◆ THE REQUEST ◆
Do not include the pictures; repeat the rest of the data exactly.

◆ EXERCISE INPUT ◆
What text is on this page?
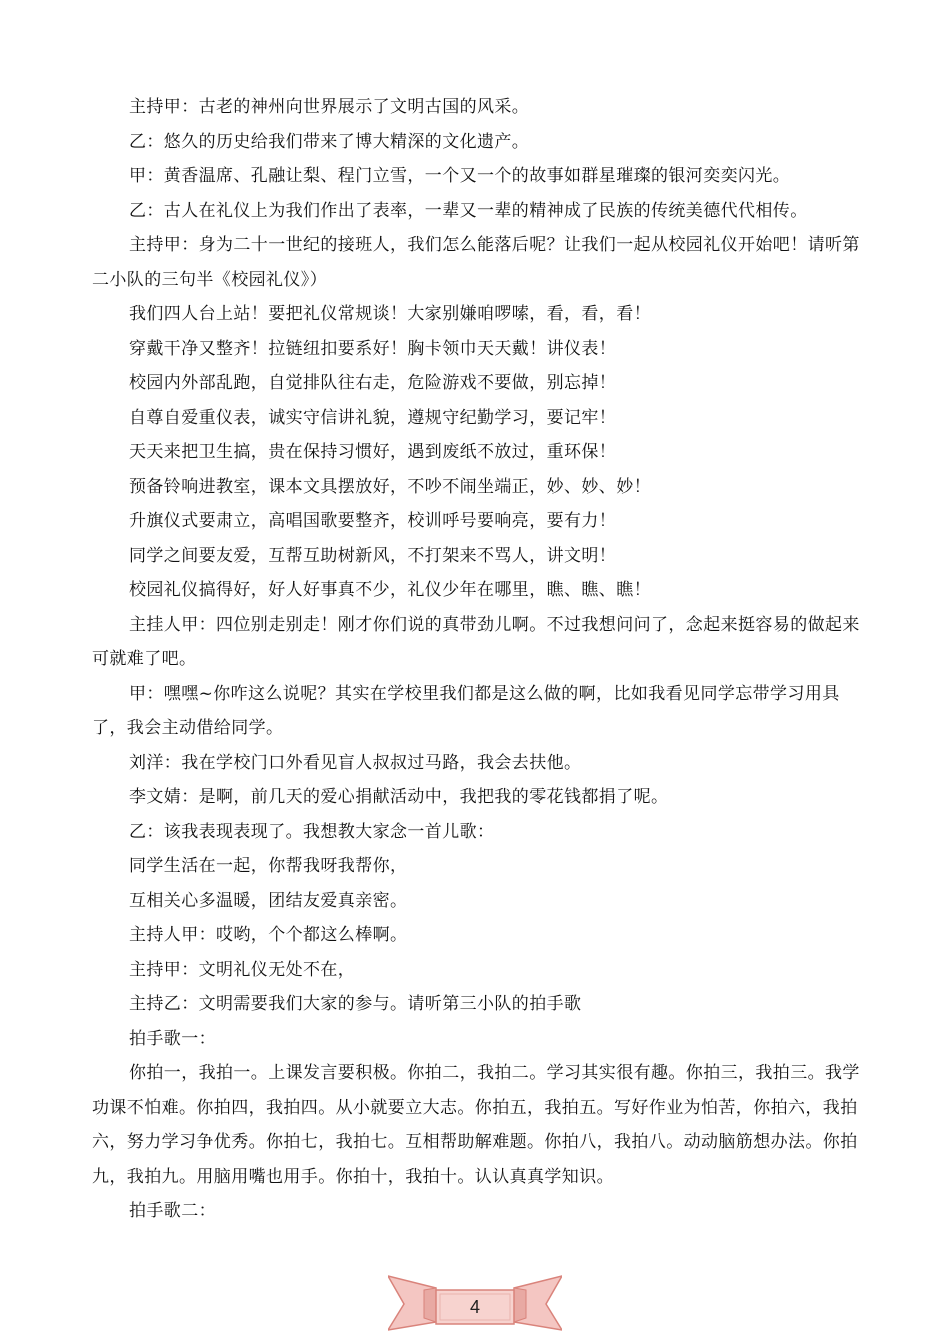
主持甲：古老的神州向世界展示了文明古国的风采。

乙：悠久的历史给我们带来了博大精深的文化遗产。

甲：黄香温席、孔融让梨、程门立雪，一个又一个的故事如群星璀璨的银河奕奕闪光。

乙：古人在礼仪上为我们作出了表率，一辈又一辈的精神成了民族的传统美德代代相传。

主持甲：身为二十一世纪的接班人，我们怎么能落后呢？让我们一起从校园礼仪开始吧！请听第二小队的三句半《校园礼仪》）

我们四人台上站！要把礼仪常规谈！大家别嫌咱啰嗦，看，看，看！

穿戴干净又整齐！拉链纽扣要系好！胸卡领巾天天戴！讲仪表！

校园内外部乱跑，自觉排队往右走，危险游戏不要做，别忘掉！

自尊自爱重仪表，诚实守信讲礼貌，遵规守纪勤学习，要记牢！

天天来把卫生搞，贵在保持习惯好，遇到废纸不放过，重环保！

预备铃响进教室，课本文具摆放好，不吵不闹坐端正，妙、妙、妙！

升旗仪式要肃立，高唱国歌要整齐，校训呼号要响亮，要有力！

同学之间要友爱，互帮互助树新风，不打架来不骂人，讲文明！

校园礼仪搞得好，好人好事真不少，礼仪少年在哪里，瞧、瞧、瞧！

主挂人甲：四位别走别走！刚才你们说的真带劲儿啊。不过我想问问了，念起来挺容易的做起来可就难了吧。

甲：嘿嘿~你咋这么说呢？其实在学校里我们都是这么做的啊，比如我看见同学忘带学习用具了，我会主动借给同学。

刘洋：我在学校门口外看见盲人叔叔过马路，我会去扶他。

李文婧：是啊，前几天的爱心捐献活动中，我把我的零花钱都捐了呢。

乙：该我表现表现了。我想教大家念一首儿歌：

同学生活在一起，你帮我呀我帮你，

互相关心多温暖，团结友爱真亲密。

主持人甲：哎哟，个个都这么棒啊。

主持甲：文明礼仪无处不在，

主持乙：文明需要我们大家的参与。请听第三小队的拍手歌

拍手歌一：

你拍一，我拍一。上课发言要积极。你拍二，我拍二。学习其实很有趣。你拍三，我拍三。我学功课不怕难。你拍四，我拍四。从小就要立大志。你拍五，我拍五。写好作业为怕苦，你拍六，我拍六，努力学习争优秀。你拍七，我拍七。互相帮助解难题。你拍八，我拍八。动动脑筋想办法。你拍九，我拍九。用脑用嘴也用手。你拍十，我拍十。认认真真学知识。

拍手歌二：

4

◆ REPLY ◆
What text is on this page?
主持甲：古老的神州向世界展示了文明古国的风采。

乙：悠久的历史给我们带来了博大精深的文化遗产。

甲：黄香温席、孔融让梨、程门立雪，一个又一个的故事如群星璀璨的银河奕奕闪光。

乙：古人在礼仪上为我们作出了表率，一辈又一辈的精神成了民族的传统美德代代相传。

主持甲：身为二十一世纪的接班人，我们怎么能落后呢？让我们一起从校园礼仪开始吧！请听第二小队的三句半《校园礼仪》）

我们四人台上站！要把礼仪常规谈！大家别嫌咱啰嗦，看，看，看！

穿戴干净又整齐！拉链纽扣要系好！胸卡领巾天天戴！讲仪表！

校园内外部乱跑，自觉排队往右走，危险游戏不要做，别忘掉！

自尊自爱重仪表，诚实守信讲礼貌，遵规守纪勤学习，要记牢！

天天来把卫生搞，贵在保持习惯好，遇到废纸不放过，重环保！

预备铃响进教室，课本文具摆放好，不吵不闹坐端正，妙、妙、妙！

升旗仪式要肃立，高唱国歌要整齐，校训呼号要响亮，要有力！

同学之间要友爱，互帮互助树新风，不打架来不骂人，讲文明！

校园礼仪搞得好，好人好事真不少，礼仪少年在哪里，瞧、瞧、瞧！

主挂人甲：四位别走别走！刚才你们说的真带劲儿啊。不过我想问问了，念起来挺容易的做起来可就难了吧。

甲：嘿嘿~你咋这么说呢？其实在学校里我们都是这么做的啊，比如我看见同学忘带学习用具了，我会主动借给同学。

刘洋：我在学校门口外看见盲人叔叔过马路，我会去扶他。

李文婧：是啊，前几天的爱心捐献活动中，我把我的零花钱都捐了呢。

乙：该我表现表现了。我想教大家念一首儿歌：

同学生活在一起，你帮我呀我帮你，

互相关心多温暖，团结友爱真亲密。

主持人甲：哎哟，个个都这么棒啊。

主持甲：文明礼仪无处不在，

主持乙：文明需要我们大家的参与。请听第三小队的拍手歌

拍手歌一：

你拍一，我拍一。上课发言要积极。你拍二，我拍二。学习其实很有趣。你拍三，我拍三。我学功课不怕难。你拍四，我拍四。从小就要立大志。你拍五，我拍五。写好作业为怕苦，你拍六，我拍六，努力学习争优秀。你拍七，我拍七。互相帮助解难题。你拍八，我拍八。动动脑筋想办法。你拍九，我拍九。用脑用嘴也用手。你拍十，我拍十。认认真真学知识。

拍手歌二：

4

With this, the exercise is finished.